*The problem*
Format every line of the data below as a numbered list. Skip blank lines and leave out the pictures.

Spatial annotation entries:
** begin **
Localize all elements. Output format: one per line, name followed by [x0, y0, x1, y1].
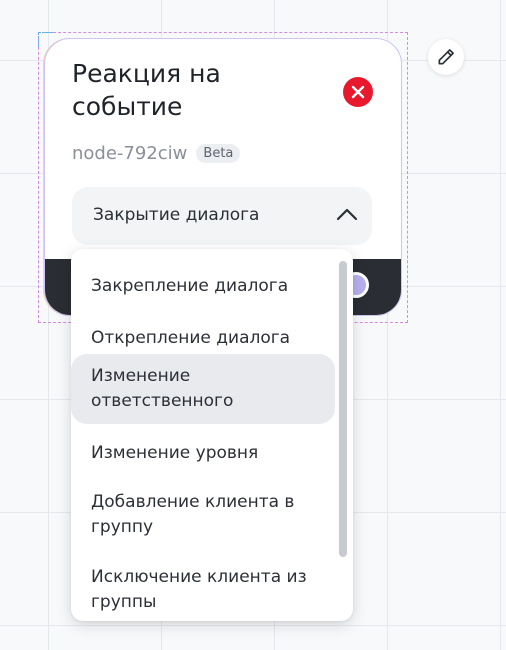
close-button[interactable]	[343, 77, 373, 107]
event-select[interactable]: Закрытие диалога	[72, 187, 372, 245]
dropdown-option-label: Исключение клиента из группы	[91, 567, 307, 612]
event-dropdown-menu[interactable]: Закрепление диалога Открепление диалога …	[71, 249, 353, 621]
dropdown-option-label: Открепление диалога	[91, 327, 291, 348]
node-id: node-792ciw	[72, 143, 188, 164]
dropdown-option-label: Закрепление диалога	[91, 275, 289, 296]
pencil-icon	[438, 49, 454, 65]
dropdown-option-label: Изменение уровня	[91, 442, 259, 463]
node-id-row: node-792ciw Beta	[72, 143, 241, 164]
dropdown-scrollbar[interactable]	[339, 261, 347, 557]
dropdown-option-label: Добавление клиента в группу	[91, 492, 295, 537]
dropdown-option[interactable]: Закрепление диалога	[71, 261, 335, 311]
node-title: Реакция на событие	[72, 59, 221, 121]
chevron-up-icon[interactable]	[336, 207, 358, 221]
dropdown-scrollbar-thumb[interactable]	[339, 261, 347, 557]
event-select-value: Закрытие диалога	[93, 205, 260, 225]
beta-badge: Beta	[196, 144, 241, 163]
dropdown-option-highlighted[interactable]: Изменение ответственного	[71, 354, 335, 424]
dropdown-option-label: Изменение ответственного	[91, 366, 234, 411]
dropdown-option[interactable]: Добавление клиента в группу	[71, 480, 335, 550]
dropdown-option[interactable]: Изменение уровня	[71, 428, 335, 478]
dropdown-option[interactable]: Исключение клиента из группы	[71, 555, 335, 621]
edit-button[interactable]	[428, 39, 464, 75]
close-icon	[351, 85, 365, 99]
** end **
*Task result*
1. Localize all elements. Output format: one per line, name followed by [x0, y0, x1, y1].
2. close-button[interactable]	[343, 77, 373, 107]
3. event-select[interactable]: Закрытие диалога	[72, 187, 372, 245]
4. dropdown-option-label: Исключение клиента из группы	[91, 567, 307, 612]
5. event-dropdown-menu[interactable]: Закрепление диалога Открепление диалога …	[71, 249, 353, 621]
6. dropdown-option-label: Открепление диалога	[91, 327, 291, 348]
7. node-id: node-792ciw	[72, 143, 188, 164]
8. dropdown-option-label: Закрепление диалога	[91, 275, 289, 296]
9. pencil-icon	[438, 49, 454, 65]
10. dropdown-option-label: Изменение уровня	[91, 442, 259, 463]
11. node-id-row: node-792ciw Beta	[72, 143, 241, 164]
12. dropdown-scrollbar[interactable]	[339, 261, 347, 557]
13. dropdown-option-label: Добавление клиента в группу	[91, 492, 295, 537]
14. dropdown-option[interactable]: Закрепление диалога	[71, 261, 335, 311]
15. node-title: Реакция на событие	[72, 59, 221, 121]
16. chevron-up-icon[interactable]	[336, 207, 358, 221]
17. dropdown-scrollbar-thumb[interactable]	[339, 261, 347, 557]
18. event-select-value: Закрытие диалога	[93, 205, 260, 225]
19. beta-badge: Beta	[196, 144, 241, 163]
20. dropdown-option-highlighted[interactable]: Изменение ответственного	[71, 354, 335, 424]
21. dropdown-option-label: Изменение ответственного	[91, 366, 234, 411]
22. dropdown-option[interactable]: Добавление клиента в группу	[71, 480, 335, 550]
23. dropdown-option[interactable]: Изменение уровня	[71, 428, 335, 478]
24. dropdown-option[interactable]: Исключение клиента из группы	[71, 555, 335, 621]
25. edit-button[interactable]	[428, 39, 464, 75]
26. close-icon	[351, 85, 365, 99]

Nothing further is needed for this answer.